● **Work to do**: Return the number of lines that contain the word "우선적으로", and return nothing else.

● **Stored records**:
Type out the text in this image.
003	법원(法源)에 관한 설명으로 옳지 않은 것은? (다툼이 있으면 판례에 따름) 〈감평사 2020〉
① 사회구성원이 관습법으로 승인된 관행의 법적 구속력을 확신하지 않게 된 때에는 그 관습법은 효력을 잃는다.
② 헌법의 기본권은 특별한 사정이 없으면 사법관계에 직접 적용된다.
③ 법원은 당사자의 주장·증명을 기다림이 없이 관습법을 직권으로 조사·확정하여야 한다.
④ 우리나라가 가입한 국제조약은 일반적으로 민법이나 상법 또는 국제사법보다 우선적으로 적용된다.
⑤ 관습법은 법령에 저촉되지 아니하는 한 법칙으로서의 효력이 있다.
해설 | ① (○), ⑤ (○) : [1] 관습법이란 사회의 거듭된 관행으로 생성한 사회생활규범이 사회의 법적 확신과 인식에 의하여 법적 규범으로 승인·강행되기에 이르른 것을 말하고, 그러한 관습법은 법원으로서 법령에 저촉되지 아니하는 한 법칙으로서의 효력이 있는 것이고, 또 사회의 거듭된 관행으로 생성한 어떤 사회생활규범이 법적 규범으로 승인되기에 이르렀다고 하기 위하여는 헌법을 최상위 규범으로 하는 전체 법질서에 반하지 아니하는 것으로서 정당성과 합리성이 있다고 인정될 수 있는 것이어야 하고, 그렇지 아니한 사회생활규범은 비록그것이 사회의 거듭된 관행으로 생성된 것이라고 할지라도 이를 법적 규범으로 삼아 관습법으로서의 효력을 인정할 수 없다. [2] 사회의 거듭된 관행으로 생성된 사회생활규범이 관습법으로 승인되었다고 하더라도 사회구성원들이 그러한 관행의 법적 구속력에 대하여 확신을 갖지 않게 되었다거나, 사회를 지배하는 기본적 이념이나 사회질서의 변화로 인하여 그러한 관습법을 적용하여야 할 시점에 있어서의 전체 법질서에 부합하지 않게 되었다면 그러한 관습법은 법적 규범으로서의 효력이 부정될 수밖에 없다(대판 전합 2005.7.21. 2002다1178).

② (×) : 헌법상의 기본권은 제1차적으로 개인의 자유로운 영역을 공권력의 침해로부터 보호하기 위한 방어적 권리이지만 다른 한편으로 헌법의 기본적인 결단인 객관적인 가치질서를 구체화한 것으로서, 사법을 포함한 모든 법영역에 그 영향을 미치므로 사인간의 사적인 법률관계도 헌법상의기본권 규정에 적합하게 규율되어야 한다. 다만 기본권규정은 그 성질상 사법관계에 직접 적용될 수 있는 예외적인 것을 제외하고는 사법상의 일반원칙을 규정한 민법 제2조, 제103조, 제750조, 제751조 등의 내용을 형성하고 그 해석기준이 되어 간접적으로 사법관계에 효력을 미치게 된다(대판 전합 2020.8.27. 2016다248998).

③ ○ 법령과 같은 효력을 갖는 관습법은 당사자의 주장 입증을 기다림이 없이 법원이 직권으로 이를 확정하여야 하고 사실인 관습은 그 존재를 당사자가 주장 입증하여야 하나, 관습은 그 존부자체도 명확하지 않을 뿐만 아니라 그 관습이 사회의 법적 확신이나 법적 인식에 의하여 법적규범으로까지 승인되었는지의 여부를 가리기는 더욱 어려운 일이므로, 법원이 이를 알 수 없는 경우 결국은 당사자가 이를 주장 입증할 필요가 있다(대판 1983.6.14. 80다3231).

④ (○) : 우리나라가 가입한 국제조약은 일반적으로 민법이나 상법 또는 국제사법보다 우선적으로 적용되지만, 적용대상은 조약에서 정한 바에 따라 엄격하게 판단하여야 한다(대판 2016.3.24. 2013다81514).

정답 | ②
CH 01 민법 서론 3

● **Result of the exercise**: 2